::: Record set
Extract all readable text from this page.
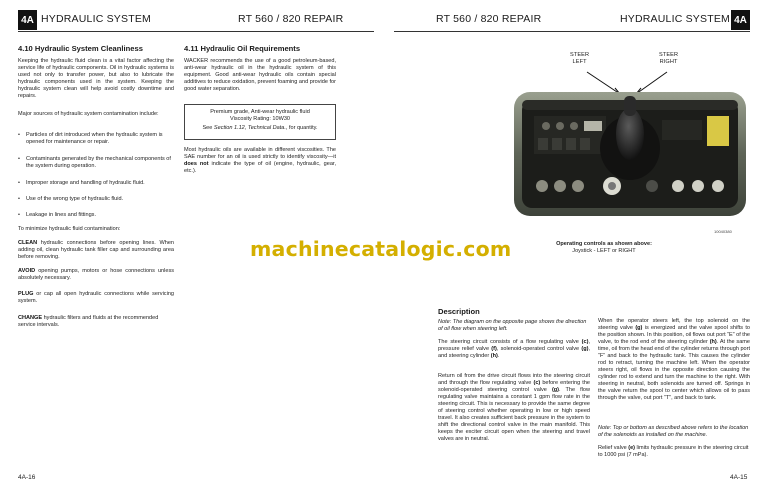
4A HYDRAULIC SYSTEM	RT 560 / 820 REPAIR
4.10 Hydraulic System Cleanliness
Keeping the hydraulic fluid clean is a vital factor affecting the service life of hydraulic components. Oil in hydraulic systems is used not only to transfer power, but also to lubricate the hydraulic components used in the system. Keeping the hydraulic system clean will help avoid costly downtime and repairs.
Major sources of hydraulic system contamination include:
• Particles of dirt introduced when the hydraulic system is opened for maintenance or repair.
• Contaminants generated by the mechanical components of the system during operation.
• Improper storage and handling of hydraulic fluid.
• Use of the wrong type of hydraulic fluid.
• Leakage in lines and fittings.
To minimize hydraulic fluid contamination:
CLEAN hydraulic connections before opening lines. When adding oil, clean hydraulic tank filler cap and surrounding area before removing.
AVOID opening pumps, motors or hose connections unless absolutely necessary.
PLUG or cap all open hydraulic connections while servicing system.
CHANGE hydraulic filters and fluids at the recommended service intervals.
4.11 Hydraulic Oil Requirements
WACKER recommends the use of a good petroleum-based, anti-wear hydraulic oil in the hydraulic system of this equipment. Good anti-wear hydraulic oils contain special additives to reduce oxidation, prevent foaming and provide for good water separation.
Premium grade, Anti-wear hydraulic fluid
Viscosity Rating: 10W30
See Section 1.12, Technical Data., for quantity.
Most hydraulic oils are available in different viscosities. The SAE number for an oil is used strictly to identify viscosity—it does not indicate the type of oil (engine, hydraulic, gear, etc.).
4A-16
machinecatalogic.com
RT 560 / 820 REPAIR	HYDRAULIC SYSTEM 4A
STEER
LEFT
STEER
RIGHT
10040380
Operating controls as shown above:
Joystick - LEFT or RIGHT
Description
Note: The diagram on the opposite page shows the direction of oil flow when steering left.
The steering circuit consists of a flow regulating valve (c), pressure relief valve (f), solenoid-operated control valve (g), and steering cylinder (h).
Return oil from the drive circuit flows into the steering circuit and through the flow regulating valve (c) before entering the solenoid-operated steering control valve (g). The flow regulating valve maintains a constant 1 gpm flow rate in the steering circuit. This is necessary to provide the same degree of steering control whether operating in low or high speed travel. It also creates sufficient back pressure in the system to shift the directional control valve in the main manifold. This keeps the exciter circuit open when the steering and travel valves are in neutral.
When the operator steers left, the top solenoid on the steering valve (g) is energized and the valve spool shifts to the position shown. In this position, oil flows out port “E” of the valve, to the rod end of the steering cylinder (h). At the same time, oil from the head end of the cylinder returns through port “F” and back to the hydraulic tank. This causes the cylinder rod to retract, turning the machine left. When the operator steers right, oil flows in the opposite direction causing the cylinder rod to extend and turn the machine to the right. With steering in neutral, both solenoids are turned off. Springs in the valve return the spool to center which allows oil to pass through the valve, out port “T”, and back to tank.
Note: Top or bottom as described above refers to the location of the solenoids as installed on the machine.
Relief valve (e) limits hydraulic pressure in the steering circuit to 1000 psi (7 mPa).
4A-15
::::::
Task description:
Repeat every record precisely. Any picture among them stays out of the copy.

Correct result:
Extract all readable text from this page.
4A HYDRAULIC SYSTEM	RT 560 / 820 REPAIR
4.10 Hydraulic System Cleanliness
Keeping the hydraulic fluid clean is a vital factor affecting the service life of hydraulic components. Oil in hydraulic systems is used not only to transfer power, but also to lubricate the hydraulic components used in the system. Keeping the hydraulic system clean will help avoid costly downtime and repairs.
Major sources of hydraulic system contamination include:
• Particles of dirt introduced when the hydraulic system is opened for maintenance or repair.
• Contaminants generated by the mechanical components of the system during operation.
• Improper storage and handling of hydraulic fluid.
• Use of the wrong type of hydraulic fluid.
• Leakage in lines and fittings.
To minimize hydraulic fluid contamination:
CLEAN hydraulic connections before opening lines. When adding oil, clean hydraulic tank filler cap and surrounding area before removing.
AVOID opening pumps, motors or hose connections unless absolutely necessary.
PLUG or cap all open hydraulic connections while servicing system.
CHANGE hydraulic filters and fluids at the recommended service intervals.
4.11 Hydraulic Oil Requirements
WACKER recommends the use of a good petroleum-based, anti-wear hydraulic oil in the hydraulic system of this equipment. Good anti-wear hydraulic oils contain special additives to reduce oxidation, prevent foaming and provide for good water separation.
Premium grade, Anti-wear hydraulic fluid
Viscosity Rating: 10W30
See Section 1.12, Technical Data., for quantity.
Most hydraulic oils are available in different viscosities. The SAE number for an oil is used strictly to identify viscosity—it does not indicate the type of oil (engine, hydraulic, gear, etc.).
4A-16
machinecatalogic.com
RT 560 / 820 REPAIR	HYDRAULIC SYSTEM 4A
STEER
LEFT
STEER
RIGHT
10040380
Operating controls as shown above:
Joystick - LEFT or RIGHT
Description
Note: The diagram on the opposite page shows the direction of oil flow when steering left.
The steering circuit consists of a flow regulating valve (c), pressure relief valve (f), solenoid-operated control valve (g), and steering cylinder (h).
Return oil from the drive circuit flows into the steering circuit and through the flow regulating valve (c) before entering the solenoid-operated steering control valve (g). The flow regulating valve maintains a constant 1 gpm flow rate in the steering circuit. This is necessary to provide the same degree of steering control whether operating in low or high speed travel. It also creates sufficient back pressure in the system to shift the directional control valve in the main manifold. This keeps the exciter circuit open when the steering and travel valves are in neutral.
When the operator steers left, the top solenoid on the steering valve (g) is energized and the valve spool shifts to the position shown. In this position, oil flows out port “E” of the valve, to the rod end of the steering cylinder (h). At the same time, oil from the head end of the cylinder returns through port “F” and back to the hydraulic tank. This causes the cylinder rod to retract, turning the machine left. When the operator steers right, oil flows in the opposite direction causing the cylinder rod to extend and turn the machine to the right. With steering in neutral, both solenoids are turned off. Springs in the valve return the spool to center which allows oil to pass through the valve, out port “T”, and back to tank.
Note: Top or bottom as described above refers to the location of the solenoids as installed on the machine.
Relief valve (e) limits hydraulic pressure in the steering circuit to 1000 psi (7 mPa).
4A-15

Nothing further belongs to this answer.